> Short exercise
Show, in full, each line of the data that contains "name".

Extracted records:
________
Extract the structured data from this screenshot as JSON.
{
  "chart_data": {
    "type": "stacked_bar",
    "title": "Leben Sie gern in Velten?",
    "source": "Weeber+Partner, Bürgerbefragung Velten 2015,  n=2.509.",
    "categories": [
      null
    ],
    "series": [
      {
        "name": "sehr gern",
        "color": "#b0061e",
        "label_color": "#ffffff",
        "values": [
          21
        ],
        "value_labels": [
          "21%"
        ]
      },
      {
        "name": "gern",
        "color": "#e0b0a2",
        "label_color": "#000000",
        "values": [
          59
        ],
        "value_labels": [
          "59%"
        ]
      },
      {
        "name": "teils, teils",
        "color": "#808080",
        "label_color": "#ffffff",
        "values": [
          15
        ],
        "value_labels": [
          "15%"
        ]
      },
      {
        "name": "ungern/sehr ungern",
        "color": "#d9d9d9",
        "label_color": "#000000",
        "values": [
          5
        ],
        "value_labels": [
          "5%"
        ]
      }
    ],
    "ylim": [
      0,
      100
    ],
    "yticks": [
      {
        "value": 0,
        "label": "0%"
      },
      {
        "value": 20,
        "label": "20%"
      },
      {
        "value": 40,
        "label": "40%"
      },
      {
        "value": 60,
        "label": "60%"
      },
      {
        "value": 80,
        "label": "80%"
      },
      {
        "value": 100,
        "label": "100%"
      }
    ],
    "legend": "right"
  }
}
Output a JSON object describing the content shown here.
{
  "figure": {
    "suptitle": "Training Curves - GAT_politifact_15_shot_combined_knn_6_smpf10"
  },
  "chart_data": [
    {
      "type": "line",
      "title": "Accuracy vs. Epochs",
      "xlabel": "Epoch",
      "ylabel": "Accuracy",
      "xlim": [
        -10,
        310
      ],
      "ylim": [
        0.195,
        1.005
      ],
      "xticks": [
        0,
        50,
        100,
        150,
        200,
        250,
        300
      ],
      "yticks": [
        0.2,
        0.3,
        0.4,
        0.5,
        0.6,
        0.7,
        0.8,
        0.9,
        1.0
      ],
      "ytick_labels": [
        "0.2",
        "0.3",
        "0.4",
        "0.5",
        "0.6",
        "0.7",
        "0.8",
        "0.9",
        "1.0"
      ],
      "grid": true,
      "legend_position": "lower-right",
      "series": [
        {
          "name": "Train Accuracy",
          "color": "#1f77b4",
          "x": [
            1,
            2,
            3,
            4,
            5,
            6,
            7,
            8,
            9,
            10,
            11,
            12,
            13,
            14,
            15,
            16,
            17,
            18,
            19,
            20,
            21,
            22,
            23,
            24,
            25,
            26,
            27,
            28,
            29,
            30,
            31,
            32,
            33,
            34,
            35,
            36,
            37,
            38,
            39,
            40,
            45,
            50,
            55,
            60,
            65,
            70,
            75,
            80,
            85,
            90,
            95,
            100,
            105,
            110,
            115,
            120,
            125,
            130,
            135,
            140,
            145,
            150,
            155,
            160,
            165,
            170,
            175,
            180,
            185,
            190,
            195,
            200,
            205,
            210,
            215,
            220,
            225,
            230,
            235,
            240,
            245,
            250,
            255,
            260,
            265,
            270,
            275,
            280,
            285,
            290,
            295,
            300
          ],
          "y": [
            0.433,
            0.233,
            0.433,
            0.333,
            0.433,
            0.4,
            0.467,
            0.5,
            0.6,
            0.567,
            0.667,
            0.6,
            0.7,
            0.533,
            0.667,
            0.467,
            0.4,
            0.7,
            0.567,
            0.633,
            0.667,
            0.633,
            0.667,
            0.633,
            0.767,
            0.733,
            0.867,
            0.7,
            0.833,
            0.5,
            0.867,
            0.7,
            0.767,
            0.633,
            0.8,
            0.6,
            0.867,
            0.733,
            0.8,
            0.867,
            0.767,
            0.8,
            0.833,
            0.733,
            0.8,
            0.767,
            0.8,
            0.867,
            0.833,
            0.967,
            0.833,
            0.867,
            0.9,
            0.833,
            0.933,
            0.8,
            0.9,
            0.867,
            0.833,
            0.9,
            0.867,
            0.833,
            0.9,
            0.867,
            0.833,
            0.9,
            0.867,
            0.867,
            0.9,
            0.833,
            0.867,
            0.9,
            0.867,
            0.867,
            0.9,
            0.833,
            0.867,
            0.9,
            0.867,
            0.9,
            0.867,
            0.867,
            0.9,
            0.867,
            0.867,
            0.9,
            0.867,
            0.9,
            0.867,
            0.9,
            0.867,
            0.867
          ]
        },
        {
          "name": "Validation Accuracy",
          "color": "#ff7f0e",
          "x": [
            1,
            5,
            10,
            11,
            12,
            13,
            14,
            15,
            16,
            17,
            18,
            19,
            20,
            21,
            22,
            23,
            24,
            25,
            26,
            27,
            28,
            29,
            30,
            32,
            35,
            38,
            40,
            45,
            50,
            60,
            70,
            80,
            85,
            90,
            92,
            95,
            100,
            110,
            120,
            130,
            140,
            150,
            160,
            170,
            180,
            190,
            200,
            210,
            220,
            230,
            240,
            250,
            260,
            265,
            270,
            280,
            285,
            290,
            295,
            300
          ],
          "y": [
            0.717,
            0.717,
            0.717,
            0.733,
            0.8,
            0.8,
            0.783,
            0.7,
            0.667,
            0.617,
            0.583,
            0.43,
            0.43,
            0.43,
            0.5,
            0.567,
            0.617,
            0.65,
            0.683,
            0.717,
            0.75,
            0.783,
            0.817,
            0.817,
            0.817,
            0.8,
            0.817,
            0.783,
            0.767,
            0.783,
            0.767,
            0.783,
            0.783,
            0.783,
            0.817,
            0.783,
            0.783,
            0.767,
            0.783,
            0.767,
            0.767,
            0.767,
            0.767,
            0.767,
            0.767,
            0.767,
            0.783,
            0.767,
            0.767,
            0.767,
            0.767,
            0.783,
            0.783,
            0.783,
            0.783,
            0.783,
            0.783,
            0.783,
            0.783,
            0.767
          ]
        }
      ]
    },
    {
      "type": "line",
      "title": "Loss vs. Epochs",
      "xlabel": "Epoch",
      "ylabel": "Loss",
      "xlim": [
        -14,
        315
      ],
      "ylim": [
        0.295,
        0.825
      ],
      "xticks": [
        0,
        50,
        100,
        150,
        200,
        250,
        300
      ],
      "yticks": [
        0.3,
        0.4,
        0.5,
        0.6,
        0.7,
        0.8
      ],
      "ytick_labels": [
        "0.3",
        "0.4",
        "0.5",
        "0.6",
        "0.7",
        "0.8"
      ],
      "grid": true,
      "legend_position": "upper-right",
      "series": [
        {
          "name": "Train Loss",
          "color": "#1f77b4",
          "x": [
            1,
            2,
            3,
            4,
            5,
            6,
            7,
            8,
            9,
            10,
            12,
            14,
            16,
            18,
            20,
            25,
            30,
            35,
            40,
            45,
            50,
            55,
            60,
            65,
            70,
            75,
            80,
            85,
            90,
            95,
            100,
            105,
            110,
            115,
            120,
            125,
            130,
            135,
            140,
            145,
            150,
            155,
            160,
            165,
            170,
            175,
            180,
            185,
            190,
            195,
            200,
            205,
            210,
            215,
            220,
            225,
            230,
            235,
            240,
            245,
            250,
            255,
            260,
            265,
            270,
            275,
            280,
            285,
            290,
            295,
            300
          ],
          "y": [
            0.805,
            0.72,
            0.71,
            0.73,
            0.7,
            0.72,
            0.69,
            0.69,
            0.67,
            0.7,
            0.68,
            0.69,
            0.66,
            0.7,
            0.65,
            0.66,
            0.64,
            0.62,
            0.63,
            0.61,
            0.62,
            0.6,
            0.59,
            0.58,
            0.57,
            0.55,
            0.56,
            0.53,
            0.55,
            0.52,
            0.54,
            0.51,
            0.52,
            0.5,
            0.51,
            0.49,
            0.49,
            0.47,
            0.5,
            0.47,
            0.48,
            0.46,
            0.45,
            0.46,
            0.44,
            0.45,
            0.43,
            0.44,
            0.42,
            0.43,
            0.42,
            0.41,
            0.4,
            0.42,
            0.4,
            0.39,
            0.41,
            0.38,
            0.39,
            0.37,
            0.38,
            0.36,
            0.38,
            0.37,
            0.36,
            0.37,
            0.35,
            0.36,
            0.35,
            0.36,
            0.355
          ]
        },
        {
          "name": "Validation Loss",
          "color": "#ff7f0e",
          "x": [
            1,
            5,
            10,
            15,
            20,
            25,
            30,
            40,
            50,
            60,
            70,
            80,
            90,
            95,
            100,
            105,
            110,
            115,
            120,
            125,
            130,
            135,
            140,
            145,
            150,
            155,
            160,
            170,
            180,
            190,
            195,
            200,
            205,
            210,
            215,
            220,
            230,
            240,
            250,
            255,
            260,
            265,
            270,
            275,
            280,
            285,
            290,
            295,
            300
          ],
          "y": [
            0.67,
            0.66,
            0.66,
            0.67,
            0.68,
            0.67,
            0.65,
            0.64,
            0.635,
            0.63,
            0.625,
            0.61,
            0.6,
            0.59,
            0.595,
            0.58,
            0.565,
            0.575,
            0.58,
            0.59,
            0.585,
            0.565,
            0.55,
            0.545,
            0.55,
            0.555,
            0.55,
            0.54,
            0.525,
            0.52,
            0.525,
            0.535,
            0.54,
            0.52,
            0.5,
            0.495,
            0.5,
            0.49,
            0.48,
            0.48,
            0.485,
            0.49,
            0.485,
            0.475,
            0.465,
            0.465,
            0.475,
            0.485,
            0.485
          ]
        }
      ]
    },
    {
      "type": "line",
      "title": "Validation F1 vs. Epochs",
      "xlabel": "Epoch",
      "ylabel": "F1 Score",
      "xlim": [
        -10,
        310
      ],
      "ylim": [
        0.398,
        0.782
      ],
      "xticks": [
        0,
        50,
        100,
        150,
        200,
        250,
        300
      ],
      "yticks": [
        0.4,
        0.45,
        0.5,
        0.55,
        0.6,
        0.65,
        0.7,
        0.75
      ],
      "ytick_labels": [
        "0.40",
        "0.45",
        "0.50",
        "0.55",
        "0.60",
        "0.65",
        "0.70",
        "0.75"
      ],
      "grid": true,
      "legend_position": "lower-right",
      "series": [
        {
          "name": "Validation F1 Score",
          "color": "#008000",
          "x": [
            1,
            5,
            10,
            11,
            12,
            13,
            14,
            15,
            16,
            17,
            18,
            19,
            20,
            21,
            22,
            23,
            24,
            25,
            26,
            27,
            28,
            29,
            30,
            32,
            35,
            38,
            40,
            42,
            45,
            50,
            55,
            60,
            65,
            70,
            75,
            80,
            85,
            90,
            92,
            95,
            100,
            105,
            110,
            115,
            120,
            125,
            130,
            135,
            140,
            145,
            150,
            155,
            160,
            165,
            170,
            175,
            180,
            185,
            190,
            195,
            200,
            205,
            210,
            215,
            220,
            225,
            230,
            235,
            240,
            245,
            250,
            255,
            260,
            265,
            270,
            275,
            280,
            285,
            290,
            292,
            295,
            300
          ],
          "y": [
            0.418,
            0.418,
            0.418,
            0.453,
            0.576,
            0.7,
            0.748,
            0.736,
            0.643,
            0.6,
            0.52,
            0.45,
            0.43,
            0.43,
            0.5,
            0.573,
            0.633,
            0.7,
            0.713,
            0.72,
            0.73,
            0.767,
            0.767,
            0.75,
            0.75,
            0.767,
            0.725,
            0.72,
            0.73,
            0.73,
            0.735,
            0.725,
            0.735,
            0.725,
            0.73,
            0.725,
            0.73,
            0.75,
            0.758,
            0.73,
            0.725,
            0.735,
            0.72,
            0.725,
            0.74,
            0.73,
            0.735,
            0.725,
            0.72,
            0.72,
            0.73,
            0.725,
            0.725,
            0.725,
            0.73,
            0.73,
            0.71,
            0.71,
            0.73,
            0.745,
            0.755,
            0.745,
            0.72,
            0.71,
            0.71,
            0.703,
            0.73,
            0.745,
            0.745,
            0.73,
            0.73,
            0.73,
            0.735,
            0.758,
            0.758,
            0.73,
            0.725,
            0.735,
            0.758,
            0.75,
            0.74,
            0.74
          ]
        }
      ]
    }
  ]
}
________
> The reply
        "name": "sehr gern",
        "name": "gern",
        "name": "teils, teils",
        "name": "ungern/sehr ungern",
          "name": "Train Accuracy",
          "name": "Validation Accuracy",
          "name": "Train Loss",
          "name": "Validation Loss",
          "name": "Validation F1 Score",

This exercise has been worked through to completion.